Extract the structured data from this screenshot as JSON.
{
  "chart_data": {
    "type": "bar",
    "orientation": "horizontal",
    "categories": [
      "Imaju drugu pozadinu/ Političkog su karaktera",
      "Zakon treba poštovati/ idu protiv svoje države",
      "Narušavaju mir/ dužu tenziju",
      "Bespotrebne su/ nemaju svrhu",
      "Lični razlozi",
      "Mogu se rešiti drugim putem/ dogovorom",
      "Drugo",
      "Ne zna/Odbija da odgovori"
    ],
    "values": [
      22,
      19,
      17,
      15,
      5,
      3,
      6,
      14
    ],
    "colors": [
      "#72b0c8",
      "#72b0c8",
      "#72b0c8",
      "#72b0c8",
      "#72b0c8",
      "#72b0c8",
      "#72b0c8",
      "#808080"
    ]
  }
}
= = = = =
Would you write down every record again, exactly?

Extract the structured data from this screenshot as JSON.
{
  "chart_data": {
    "type": "bar",
    "orientation": "horizontal",
    "categories": [
      "Imaju drugu pozadinu/ Političkog su karaktera",
      "Zakon treba poštovati/ idu protiv svoje države",
      "Narušavaju mir/ dužu tenziju",
      "Bespotrebne su/ nemaju svrhu",
      "Lični razlozi",
      "Mogu se rešiti drugim putem/ dogovorom",
      "Drugo",
      "Ne zna/Odbija da odgovori"
    ],
    "values": [
      22,
      19,
      17,
      15,
      5,
      3,
      6,
      14
    ],
    "colors": [
      "#72b0c8",
      "#72b0c8",
      "#72b0c8",
      "#72b0c8",
      "#72b0c8",
      "#72b0c8",
      "#72b0c8",
      "#808080"
    ]
  }
}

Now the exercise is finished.